The problem ▸ Go through the records and copy each line where the word "Sandrine" occurs.

Information supplied ▸
######
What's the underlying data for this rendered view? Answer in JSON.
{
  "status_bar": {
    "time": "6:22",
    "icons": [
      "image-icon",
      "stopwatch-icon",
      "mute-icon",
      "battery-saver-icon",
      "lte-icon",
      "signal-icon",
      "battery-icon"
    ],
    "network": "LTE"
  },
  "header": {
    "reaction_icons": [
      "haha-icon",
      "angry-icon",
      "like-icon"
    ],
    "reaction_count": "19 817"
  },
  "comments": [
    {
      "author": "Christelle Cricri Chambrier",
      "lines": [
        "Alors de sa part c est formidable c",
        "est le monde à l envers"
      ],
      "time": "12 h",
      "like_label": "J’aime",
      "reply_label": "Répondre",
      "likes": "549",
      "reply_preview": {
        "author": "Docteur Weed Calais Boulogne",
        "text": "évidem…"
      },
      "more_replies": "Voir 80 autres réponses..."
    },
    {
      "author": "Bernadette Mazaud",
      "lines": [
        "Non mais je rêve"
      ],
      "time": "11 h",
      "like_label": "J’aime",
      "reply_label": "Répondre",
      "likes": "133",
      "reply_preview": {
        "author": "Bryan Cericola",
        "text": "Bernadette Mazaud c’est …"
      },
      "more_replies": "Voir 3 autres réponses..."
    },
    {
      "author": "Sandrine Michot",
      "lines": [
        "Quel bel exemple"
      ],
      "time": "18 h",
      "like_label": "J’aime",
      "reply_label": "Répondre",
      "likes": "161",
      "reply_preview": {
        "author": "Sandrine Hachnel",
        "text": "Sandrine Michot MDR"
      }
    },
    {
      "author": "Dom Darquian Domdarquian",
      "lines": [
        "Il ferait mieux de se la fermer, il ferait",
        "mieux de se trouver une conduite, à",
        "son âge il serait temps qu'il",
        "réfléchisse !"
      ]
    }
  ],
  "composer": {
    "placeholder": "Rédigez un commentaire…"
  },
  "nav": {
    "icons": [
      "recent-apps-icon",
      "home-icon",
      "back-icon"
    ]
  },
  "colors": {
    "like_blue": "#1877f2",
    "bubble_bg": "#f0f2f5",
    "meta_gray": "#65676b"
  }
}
######
Answer to the problem ▸
      "author": "Sandrine Michot",
        "author": "Sandrine Hachnel",
        "text": "Sandrine Michot MDR"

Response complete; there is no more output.